<<<<
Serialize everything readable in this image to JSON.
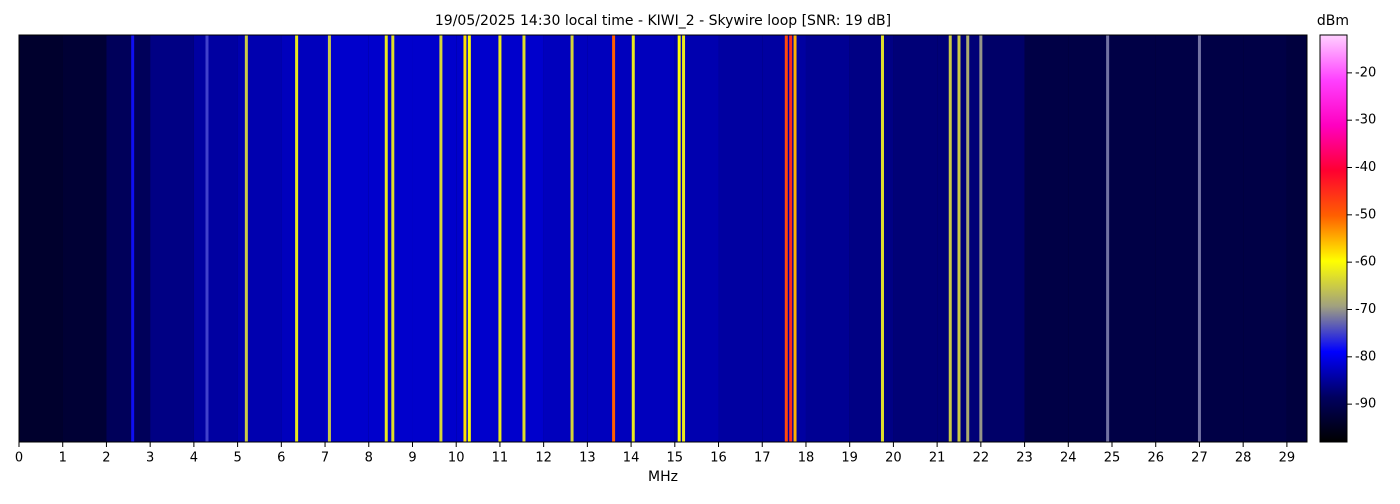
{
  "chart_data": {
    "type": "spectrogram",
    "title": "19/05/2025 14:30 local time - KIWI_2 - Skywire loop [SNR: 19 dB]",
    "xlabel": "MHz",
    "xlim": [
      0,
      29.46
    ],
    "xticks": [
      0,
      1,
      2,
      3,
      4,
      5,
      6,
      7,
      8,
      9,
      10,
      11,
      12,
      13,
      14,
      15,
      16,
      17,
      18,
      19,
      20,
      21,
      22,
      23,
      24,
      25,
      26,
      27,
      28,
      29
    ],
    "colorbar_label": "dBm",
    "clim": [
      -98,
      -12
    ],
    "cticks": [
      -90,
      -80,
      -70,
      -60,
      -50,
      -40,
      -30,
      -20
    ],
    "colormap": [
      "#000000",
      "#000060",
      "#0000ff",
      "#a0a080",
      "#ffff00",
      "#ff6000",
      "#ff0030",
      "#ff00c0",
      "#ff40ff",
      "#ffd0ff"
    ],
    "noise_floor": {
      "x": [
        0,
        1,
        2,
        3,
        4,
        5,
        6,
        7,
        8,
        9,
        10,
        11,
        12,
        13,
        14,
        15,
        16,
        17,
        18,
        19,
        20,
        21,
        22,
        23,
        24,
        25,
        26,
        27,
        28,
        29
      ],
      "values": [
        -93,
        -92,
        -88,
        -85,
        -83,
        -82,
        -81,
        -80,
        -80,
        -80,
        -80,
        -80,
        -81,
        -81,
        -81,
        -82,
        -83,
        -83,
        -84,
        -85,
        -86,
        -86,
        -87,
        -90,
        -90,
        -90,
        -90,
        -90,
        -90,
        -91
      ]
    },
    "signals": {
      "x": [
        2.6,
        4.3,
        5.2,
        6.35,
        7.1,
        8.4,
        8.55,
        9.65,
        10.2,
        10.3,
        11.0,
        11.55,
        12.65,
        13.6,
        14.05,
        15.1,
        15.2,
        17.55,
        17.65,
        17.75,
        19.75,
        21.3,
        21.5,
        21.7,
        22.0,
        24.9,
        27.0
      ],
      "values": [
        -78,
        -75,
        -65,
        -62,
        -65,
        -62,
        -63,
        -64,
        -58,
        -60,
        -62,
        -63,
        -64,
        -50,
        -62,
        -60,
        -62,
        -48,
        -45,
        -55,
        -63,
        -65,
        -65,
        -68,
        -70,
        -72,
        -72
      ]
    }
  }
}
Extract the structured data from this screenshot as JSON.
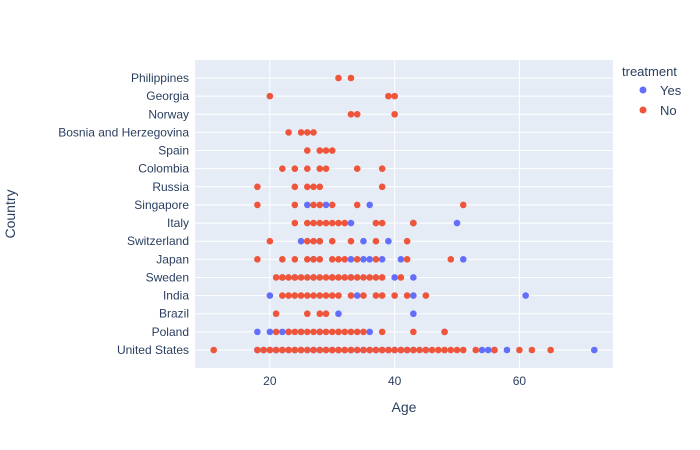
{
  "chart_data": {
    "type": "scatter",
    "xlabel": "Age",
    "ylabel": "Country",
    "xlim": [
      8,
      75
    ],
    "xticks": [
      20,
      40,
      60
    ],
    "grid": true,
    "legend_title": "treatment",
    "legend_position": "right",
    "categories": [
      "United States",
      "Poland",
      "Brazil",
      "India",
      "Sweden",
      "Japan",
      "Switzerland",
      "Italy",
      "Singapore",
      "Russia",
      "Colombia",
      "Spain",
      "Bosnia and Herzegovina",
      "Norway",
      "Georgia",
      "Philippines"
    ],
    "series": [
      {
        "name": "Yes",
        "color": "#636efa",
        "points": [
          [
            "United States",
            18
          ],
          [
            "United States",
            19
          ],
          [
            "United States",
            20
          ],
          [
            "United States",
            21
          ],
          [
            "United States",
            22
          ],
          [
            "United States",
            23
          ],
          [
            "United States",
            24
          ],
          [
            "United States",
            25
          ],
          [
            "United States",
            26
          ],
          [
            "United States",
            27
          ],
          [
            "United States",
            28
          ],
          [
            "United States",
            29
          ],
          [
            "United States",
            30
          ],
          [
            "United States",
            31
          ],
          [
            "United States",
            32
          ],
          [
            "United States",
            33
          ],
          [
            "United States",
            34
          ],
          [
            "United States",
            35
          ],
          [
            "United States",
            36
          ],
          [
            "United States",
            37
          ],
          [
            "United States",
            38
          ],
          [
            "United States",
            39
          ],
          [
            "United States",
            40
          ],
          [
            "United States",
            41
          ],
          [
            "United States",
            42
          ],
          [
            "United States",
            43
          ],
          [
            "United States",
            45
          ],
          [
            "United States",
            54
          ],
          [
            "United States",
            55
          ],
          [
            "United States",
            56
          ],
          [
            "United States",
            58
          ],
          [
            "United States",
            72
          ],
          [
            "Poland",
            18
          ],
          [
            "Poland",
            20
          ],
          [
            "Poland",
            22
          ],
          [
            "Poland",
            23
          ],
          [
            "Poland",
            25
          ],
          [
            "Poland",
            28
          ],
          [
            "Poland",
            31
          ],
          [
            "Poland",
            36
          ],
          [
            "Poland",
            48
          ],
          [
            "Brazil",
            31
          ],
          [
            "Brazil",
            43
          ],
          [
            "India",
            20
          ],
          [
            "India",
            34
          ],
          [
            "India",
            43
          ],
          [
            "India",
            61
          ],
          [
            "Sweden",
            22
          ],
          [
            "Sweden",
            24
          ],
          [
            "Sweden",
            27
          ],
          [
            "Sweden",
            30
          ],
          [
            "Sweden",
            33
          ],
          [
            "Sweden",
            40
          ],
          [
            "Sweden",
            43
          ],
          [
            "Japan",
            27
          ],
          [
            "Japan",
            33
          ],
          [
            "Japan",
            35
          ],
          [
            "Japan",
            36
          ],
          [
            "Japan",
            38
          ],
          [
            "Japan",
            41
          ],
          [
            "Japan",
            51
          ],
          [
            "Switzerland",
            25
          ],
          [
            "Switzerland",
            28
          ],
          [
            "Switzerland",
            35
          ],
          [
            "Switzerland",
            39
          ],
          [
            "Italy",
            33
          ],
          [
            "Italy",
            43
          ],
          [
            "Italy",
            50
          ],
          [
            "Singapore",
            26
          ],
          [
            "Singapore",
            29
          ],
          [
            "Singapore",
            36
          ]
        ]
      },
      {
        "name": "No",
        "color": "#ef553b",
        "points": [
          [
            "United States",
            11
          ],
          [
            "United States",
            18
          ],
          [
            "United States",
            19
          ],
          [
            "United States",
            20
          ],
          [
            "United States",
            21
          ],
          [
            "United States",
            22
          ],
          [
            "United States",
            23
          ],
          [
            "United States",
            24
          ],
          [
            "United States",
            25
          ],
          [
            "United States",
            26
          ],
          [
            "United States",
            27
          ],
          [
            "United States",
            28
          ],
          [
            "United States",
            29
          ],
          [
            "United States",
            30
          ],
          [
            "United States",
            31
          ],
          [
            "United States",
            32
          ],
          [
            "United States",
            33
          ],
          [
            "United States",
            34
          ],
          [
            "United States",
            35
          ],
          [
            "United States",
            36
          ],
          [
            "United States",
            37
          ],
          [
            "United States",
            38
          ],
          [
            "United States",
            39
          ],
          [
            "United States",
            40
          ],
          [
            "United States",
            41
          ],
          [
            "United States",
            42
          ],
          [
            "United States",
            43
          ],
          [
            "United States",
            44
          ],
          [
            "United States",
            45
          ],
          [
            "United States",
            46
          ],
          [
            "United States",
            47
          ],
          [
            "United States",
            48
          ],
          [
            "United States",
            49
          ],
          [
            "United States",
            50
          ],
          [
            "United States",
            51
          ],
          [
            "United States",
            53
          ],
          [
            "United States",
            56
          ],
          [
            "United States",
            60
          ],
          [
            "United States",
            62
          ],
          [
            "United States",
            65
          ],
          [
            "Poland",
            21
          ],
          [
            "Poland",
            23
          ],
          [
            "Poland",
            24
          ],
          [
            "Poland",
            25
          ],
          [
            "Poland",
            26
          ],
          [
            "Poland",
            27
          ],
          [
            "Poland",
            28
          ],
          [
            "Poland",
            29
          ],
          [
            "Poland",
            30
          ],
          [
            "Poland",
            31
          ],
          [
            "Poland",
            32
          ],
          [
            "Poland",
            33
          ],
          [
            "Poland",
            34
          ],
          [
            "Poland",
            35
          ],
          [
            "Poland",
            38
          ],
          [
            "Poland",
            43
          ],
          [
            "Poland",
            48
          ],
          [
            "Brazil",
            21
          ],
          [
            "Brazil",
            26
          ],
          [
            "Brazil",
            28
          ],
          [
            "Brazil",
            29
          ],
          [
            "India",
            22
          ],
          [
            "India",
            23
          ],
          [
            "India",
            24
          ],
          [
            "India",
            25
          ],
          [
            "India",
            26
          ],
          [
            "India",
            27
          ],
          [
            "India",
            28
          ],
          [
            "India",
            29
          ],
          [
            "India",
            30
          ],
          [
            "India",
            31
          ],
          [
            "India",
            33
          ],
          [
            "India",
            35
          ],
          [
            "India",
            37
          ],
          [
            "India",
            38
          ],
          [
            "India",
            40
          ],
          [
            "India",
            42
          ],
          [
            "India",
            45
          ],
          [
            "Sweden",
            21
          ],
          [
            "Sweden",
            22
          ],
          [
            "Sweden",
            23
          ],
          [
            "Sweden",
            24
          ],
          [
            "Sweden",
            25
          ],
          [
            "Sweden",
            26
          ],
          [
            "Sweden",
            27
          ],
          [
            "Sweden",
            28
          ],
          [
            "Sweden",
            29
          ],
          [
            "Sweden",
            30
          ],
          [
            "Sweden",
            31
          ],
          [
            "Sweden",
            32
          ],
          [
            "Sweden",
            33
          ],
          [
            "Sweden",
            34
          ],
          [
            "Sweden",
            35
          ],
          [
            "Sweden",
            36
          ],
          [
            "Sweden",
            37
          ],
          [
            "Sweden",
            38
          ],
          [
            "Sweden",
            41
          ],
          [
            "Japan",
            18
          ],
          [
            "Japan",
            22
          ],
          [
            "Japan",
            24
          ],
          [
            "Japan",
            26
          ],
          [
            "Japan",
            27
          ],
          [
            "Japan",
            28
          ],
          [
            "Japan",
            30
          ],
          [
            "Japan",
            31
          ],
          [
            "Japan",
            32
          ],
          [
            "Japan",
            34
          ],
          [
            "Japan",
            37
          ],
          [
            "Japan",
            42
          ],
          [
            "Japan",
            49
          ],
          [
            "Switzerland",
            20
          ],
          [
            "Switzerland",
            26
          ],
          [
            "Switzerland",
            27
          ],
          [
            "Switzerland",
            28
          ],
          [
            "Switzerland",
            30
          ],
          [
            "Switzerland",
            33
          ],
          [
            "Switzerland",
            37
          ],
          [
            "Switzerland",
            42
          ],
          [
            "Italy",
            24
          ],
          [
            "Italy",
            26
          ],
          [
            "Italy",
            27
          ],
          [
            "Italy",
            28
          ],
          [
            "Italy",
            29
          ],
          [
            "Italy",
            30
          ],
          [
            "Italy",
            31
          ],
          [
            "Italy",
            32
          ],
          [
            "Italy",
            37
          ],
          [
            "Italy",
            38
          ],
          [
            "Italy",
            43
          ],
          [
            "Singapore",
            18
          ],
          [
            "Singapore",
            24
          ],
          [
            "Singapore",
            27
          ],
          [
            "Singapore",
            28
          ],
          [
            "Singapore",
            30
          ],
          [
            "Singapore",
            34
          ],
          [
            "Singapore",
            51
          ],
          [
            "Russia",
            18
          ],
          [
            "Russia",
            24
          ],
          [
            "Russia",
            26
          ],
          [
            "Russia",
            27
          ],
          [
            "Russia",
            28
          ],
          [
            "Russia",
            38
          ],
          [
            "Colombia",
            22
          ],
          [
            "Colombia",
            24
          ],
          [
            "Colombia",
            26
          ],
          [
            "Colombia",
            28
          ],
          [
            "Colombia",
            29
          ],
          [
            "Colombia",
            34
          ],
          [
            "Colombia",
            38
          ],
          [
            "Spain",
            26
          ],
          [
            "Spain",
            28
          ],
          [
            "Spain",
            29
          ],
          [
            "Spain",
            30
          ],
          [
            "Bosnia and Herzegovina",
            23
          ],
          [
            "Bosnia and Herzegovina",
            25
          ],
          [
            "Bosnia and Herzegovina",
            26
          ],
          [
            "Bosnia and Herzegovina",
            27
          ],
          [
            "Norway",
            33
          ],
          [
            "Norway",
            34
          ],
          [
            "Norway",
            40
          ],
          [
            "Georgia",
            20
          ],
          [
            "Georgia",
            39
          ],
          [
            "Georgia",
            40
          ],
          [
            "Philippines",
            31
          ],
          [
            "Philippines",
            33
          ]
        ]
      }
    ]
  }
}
>>>>
Task to carry out -> From the listing above, collect every line that mentions the word "this".

Final result ->
Serialize everything readable in this image to JSON.
Extract the structured data from this screenshot as JSON.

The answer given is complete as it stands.